● Problem description
Go through the data and copy every line exactly, but not the images.

Figure collection entries:
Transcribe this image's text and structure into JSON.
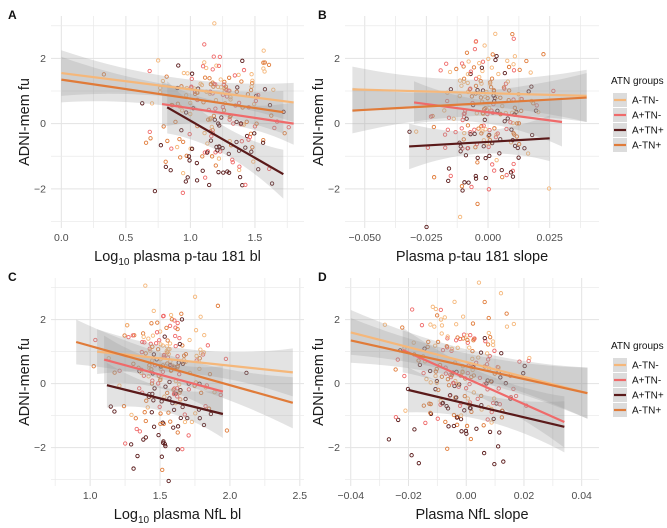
{
  "figure": {
    "panels": [
      "A",
      "B",
      "C",
      "D"
    ],
    "legend_title": "ATN groups"
  },
  "colors": {
    "A-TN-": "#f5b77a",
    "A+TN-": "#ef6a6a",
    "A+TN+": "#5a1a1a",
    "A-TN+": "#e07b39",
    "ribbon": "#9a9a9a"
  },
  "chart_data": [
    {
      "type": "scatter",
      "panel": "A",
      "xlabel": "Log10 plasma p-tau 181 bl",
      "xlabel_base": "Log",
      "xlabel_sub": "10",
      "xlabel_rest": " plasma p-tau 181 bl",
      "ylabel": "ADNI-mem fu",
      "xlim": [
        -0.08,
        1.88
      ],
      "ylim": [
        -3.2,
        3.3
      ],
      "xticks": [
        0.0,
        0.5,
        1.0,
        1.5
      ],
      "xtick_labels": [
        "0.0",
        "0.5",
        "1.0",
        "1.5"
      ],
      "yticks": [
        -2,
        0,
        2
      ],
      "ytick_labels": [
        "−2",
        "0",
        "2"
      ],
      "grid": true,
      "point_cloud": {
        "x_center": 1.2,
        "x_spread": 0.25,
        "y_center": 0.3,
        "y_spread": 1.05
      },
      "series": [
        {
          "name": "A-TN-",
          "x": [
            0.0,
            1.8
          ],
          "y": [
            1.55,
            0.65
          ],
          "ci": [
            0.45,
            0.35
          ]
        },
        {
          "name": "A+TN-",
          "x": [
            0.78,
            1.8
          ],
          "y": [
            0.6,
            0.0
          ],
          "ci": [
            0.45,
            0.4
          ]
        },
        {
          "name": "A+TN+",
          "x": [
            0.82,
            1.72
          ],
          "y": [
            0.5,
            -1.55
          ],
          "ci": [
            0.55,
            0.5
          ]
        },
        {
          "name": "A-TN+",
          "x": [
            0.0,
            1.72
          ],
          "y": [
            1.35,
            0.35
          ],
          "ci": [
            0.45,
            0.4
          ]
        }
      ]
    },
    {
      "type": "scatter",
      "panel": "B",
      "xlabel": "Plasma p-tau 181 slope",
      "ylabel": "ADNI-mem fu",
      "xlim": [
        -0.058,
        0.045
      ],
      "ylim": [
        -3.2,
        3.3
      ],
      "xticks": [
        -0.05,
        -0.025,
        0.0,
        0.025
      ],
      "xtick_labels": [
        "−0.050",
        "−0.025",
        "0.000",
        "0.025"
      ],
      "yticks": [
        -2,
        0,
        2
      ],
      "ytick_labels": [
        "−2",
        "0",
        "2"
      ],
      "grid": true,
      "point_cloud": {
        "x_center": 0.0,
        "x_spread": 0.011,
        "y_center": 0.3,
        "y_spread": 1.05
      },
      "series": [
        {
          "name": "A-TN-",
          "x": [
            -0.055,
            0.04
          ],
          "y": [
            1.05,
            0.85
          ],
          "ci": [
            0.45,
            0.55
          ]
        },
        {
          "name": "A+TN-",
          "x": [
            -0.03,
            0.03
          ],
          "y": [
            0.65,
            0.05
          ],
          "ci": [
            0.4,
            0.5
          ]
        },
        {
          "name": "A+TN+",
          "x": [
            -0.032,
            0.025
          ],
          "y": [
            -0.7,
            -0.45
          ],
          "ci": [
            0.45,
            0.45
          ]
        },
        {
          "name": "A-TN+",
          "x": [
            -0.055,
            0.04
          ],
          "y": [
            0.4,
            0.8
          ],
          "ci": [
            0.45,
            0.5
          ]
        }
      ]
    },
    {
      "type": "scatter",
      "panel": "C",
      "xlabel": "Log10 plasma NfL bl",
      "xlabel_base": "Log",
      "xlabel_sub": "10",
      "xlabel_rest": " plasma NfL bl",
      "ylabel": "ADNI-mem fu",
      "xlim": [
        0.72,
        2.53
      ],
      "ylim": [
        -3.2,
        3.3
      ],
      "xticks": [
        1.0,
        1.5,
        2.0,
        2.5
      ],
      "xtick_labels": [
        "1.0",
        "1.5",
        "2.0",
        "2.5"
      ],
      "yticks": [
        -2,
        0,
        2
      ],
      "ytick_labels": [
        "−2",
        "0",
        "2"
      ],
      "grid": true,
      "point_cloud": {
        "x_center": 1.55,
        "x_spread": 0.18,
        "y_center": 0.3,
        "y_spread": 1.05
      },
      "series": [
        {
          "name": "A-TN-",
          "x": [
            1.05,
            2.45
          ],
          "y": [
            1.0,
            0.35
          ],
          "ci": [
            0.45,
            0.5
          ]
        },
        {
          "name": "A+TN-",
          "x": [
            1.1,
            1.95
          ],
          "y": [
            0.75,
            -0.25
          ],
          "ci": [
            0.5,
            0.55
          ]
        },
        {
          "name": "A+TN+",
          "x": [
            1.12,
            1.95
          ],
          "y": [
            -0.05,
            -0.95
          ],
          "ci": [
            0.45,
            0.5
          ]
        },
        {
          "name": "A-TN+",
          "x": [
            0.9,
            2.45
          ],
          "y": [
            1.3,
            -0.6
          ],
          "ci": [
            0.45,
            0.55
          ]
        }
      ]
    },
    {
      "type": "scatter",
      "panel": "D",
      "xlabel": "Plasma NfL slope",
      "ylabel": "ADNI-mem fu",
      "xlim": [
        -0.042,
        0.046
      ],
      "ylim": [
        -3.2,
        3.3
      ],
      "xticks": [
        -0.04,
        -0.02,
        0.0,
        0.02,
        0.04
      ],
      "xtick_labels": [
        "−0.04",
        "−0.02",
        "0.00",
        "0.02",
        "0.04"
      ],
      "yticks": [
        -2,
        0,
        2
      ],
      "ytick_labels": [
        "−2",
        "0",
        "2"
      ],
      "grid": true,
      "point_cloud": {
        "x_center": -0.002,
        "x_spread": 0.01,
        "y_center": 0.3,
        "y_spread": 1.05
      },
      "series": [
        {
          "name": "A-TN-",
          "x": [
            -0.04,
            0.042
          ],
          "y": [
            1.6,
            -0.3
          ],
          "ci": [
            0.45,
            0.55
          ]
        },
        {
          "name": "A+TN-",
          "x": [
            -0.022,
            0.034
          ],
          "y": [
            1.05,
            -1.2
          ],
          "ci": [
            0.45,
            0.55
          ]
        },
        {
          "name": "A+TN+",
          "x": [
            -0.02,
            0.034
          ],
          "y": [
            -0.2,
            -1.35
          ],
          "ci": [
            0.45,
            0.55
          ]
        },
        {
          "name": "A-TN+",
          "x": [
            -0.04,
            0.042
          ],
          "y": [
            1.35,
            -0.3
          ],
          "ci": [
            0.45,
            0.55
          ]
        }
      ]
    }
  ],
  "legend": {
    "title": "ATN groups",
    "entries": [
      "A-TN-",
      "A+TN-",
      "A+TN+",
      "A-TN+"
    ]
  }
}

● Final answer
Transcribe this image's text and structure into JSON.
{
  "figure": {
    "panels": [
      "A",
      "B",
      "C",
      "D"
    ],
    "legend_title": "ATN groups"
  },
  "colors": {
    "A-TN-": "#f5b77a",
    "A+TN-": "#ef6a6a",
    "A+TN+": "#5a1a1a",
    "A-TN+": "#e07b39",
    "ribbon": "#9a9a9a"
  },
  "chart_data": [
    {
      "type": "scatter",
      "panel": "A",
      "xlabel": "Log10 plasma p-tau 181 bl",
      "xlabel_base": "Log",
      "xlabel_sub": "10",
      "xlabel_rest": " plasma p-tau 181 bl",
      "ylabel": "ADNI-mem fu",
      "xlim": [
        -0.08,
        1.88
      ],
      "ylim": [
        -3.2,
        3.3
      ],
      "xticks": [
        0.0,
        0.5,
        1.0,
        1.5
      ],
      "xtick_labels": [
        "0.0",
        "0.5",
        "1.0",
        "1.5"
      ],
      "yticks": [
        -2,
        0,
        2
      ],
      "ytick_labels": [
        "−2",
        "0",
        "2"
      ],
      "grid": true,
      "point_cloud": {
        "x_center": 1.2,
        "x_spread": 0.25,
        "y_center": 0.3,
        "y_spread": 1.05
      },
      "series": [
        {
          "name": "A-TN-",
          "x": [
            0.0,
            1.8
          ],
          "y": [
            1.55,
            0.65
          ],
          "ci": [
            0.45,
            0.35
          ]
        },
        {
          "name": "A+TN-",
          "x": [
            0.78,
            1.8
          ],
          "y": [
            0.6,
            0.0
          ],
          "ci": [
            0.45,
            0.4
          ]
        },
        {
          "name": "A+TN+",
          "x": [
            0.82,
            1.72
          ],
          "y": [
            0.5,
            -1.55
          ],
          "ci": [
            0.55,
            0.5
          ]
        },
        {
          "name": "A-TN+",
          "x": [
            0.0,
            1.72
          ],
          "y": [
            1.35,
            0.35
          ],
          "ci": [
            0.45,
            0.4
          ]
        }
      ]
    },
    {
      "type": "scatter",
      "panel": "B",
      "xlabel": "Plasma p-tau 181 slope",
      "ylabel": "ADNI-mem fu",
      "xlim": [
        -0.058,
        0.045
      ],
      "ylim": [
        -3.2,
        3.3
      ],
      "xticks": [
        -0.05,
        -0.025,
        0.0,
        0.025
      ],
      "xtick_labels": [
        "−0.050",
        "−0.025",
        "0.000",
        "0.025"
      ],
      "yticks": [
        -2,
        0,
        2
      ],
      "ytick_labels": [
        "−2",
        "0",
        "2"
      ],
      "grid": true,
      "point_cloud": {
        "x_center": 0.0,
        "x_spread": 0.011,
        "y_center": 0.3,
        "y_spread": 1.05
      },
      "series": [
        {
          "name": "A-TN-",
          "x": [
            -0.055,
            0.04
          ],
          "y": [
            1.05,
            0.85
          ],
          "ci": [
            0.45,
            0.55
          ]
        },
        {
          "name": "A+TN-",
          "x": [
            -0.03,
            0.03
          ],
          "y": [
            0.65,
            0.05
          ],
          "ci": [
            0.4,
            0.5
          ]
        },
        {
          "name": "A+TN+",
          "x": [
            -0.032,
            0.025
          ],
          "y": [
            -0.7,
            -0.45
          ],
          "ci": [
            0.45,
            0.45
          ]
        },
        {
          "name": "A-TN+",
          "x": [
            -0.055,
            0.04
          ],
          "y": [
            0.4,
            0.8
          ],
          "ci": [
            0.45,
            0.5
          ]
        }
      ]
    },
    {
      "type": "scatter",
      "panel": "C",
      "xlabel": "Log10 plasma NfL bl",
      "xlabel_base": "Log",
      "xlabel_sub": "10",
      "xlabel_rest": " plasma NfL bl",
      "ylabel": "ADNI-mem fu",
      "xlim": [
        0.72,
        2.53
      ],
      "ylim": [
        -3.2,
        3.3
      ],
      "xticks": [
        1.0,
        1.5,
        2.0,
        2.5
      ],
      "xtick_labels": [
        "1.0",
        "1.5",
        "2.0",
        "2.5"
      ],
      "yticks": [
        -2,
        0,
        2
      ],
      "ytick_labels": [
        "−2",
        "0",
        "2"
      ],
      "grid": true,
      "point_cloud": {
        "x_center": 1.55,
        "x_spread": 0.18,
        "y_center": 0.3,
        "y_spread": 1.05
      },
      "series": [
        {
          "name": "A-TN-",
          "x": [
            1.05,
            2.45
          ],
          "y": [
            1.0,
            0.35
          ],
          "ci": [
            0.45,
            0.5
          ]
        },
        {
          "name": "A+TN-",
          "x": [
            1.1,
            1.95
          ],
          "y": [
            0.75,
            -0.25
          ],
          "ci": [
            0.5,
            0.55
          ]
        },
        {
          "name": "A+TN+",
          "x": [
            1.12,
            1.95
          ],
          "y": [
            -0.05,
            -0.95
          ],
          "ci": [
            0.45,
            0.5
          ]
        },
        {
          "name": "A-TN+",
          "x": [
            0.9,
            2.45
          ],
          "y": [
            1.3,
            -0.6
          ],
          "ci": [
            0.45,
            0.55
          ]
        }
      ]
    },
    {
      "type": "scatter",
      "panel": "D",
      "xlabel": "Plasma NfL slope",
      "ylabel": "ADNI-mem fu",
      "xlim": [
        -0.042,
        0.046
      ],
      "ylim": [
        -3.2,
        3.3
      ],
      "xticks": [
        -0.04,
        -0.02,
        0.0,
        0.02,
        0.04
      ],
      "xtick_labels": [
        "−0.04",
        "−0.02",
        "0.00",
        "0.02",
        "0.04"
      ],
      "yticks": [
        -2,
        0,
        2
      ],
      "ytick_labels": [
        "−2",
        "0",
        "2"
      ],
      "grid": true,
      "point_cloud": {
        "x_center": -0.002,
        "x_spread": 0.01,
        "y_center": 0.3,
        "y_spread": 1.05
      },
      "series": [
        {
          "name": "A-TN-",
          "x": [
            -0.04,
            0.042
          ],
          "y": [
            1.6,
            -0.3
          ],
          "ci": [
            0.45,
            0.55
          ]
        },
        {
          "name": "A+TN-",
          "x": [
            -0.022,
            0.034
          ],
          "y": [
            1.05,
            -1.2
          ],
          "ci": [
            0.45,
            0.55
          ]
        },
        {
          "name": "A+TN+",
          "x": [
            -0.02,
            0.034
          ],
          "y": [
            -0.2,
            -1.35
          ],
          "ci": [
            0.45,
            0.55
          ]
        },
        {
          "name": "A-TN+",
          "x": [
            -0.04,
            0.042
          ],
          "y": [
            1.35,
            -0.3
          ],
          "ci": [
            0.45,
            0.55
          ]
        }
      ]
    }
  ],
  "legend": {
    "title": "ATN groups",
    "entries": [
      "A-TN-",
      "A+TN-",
      "A+TN+",
      "A-TN+"
    ]
  }
}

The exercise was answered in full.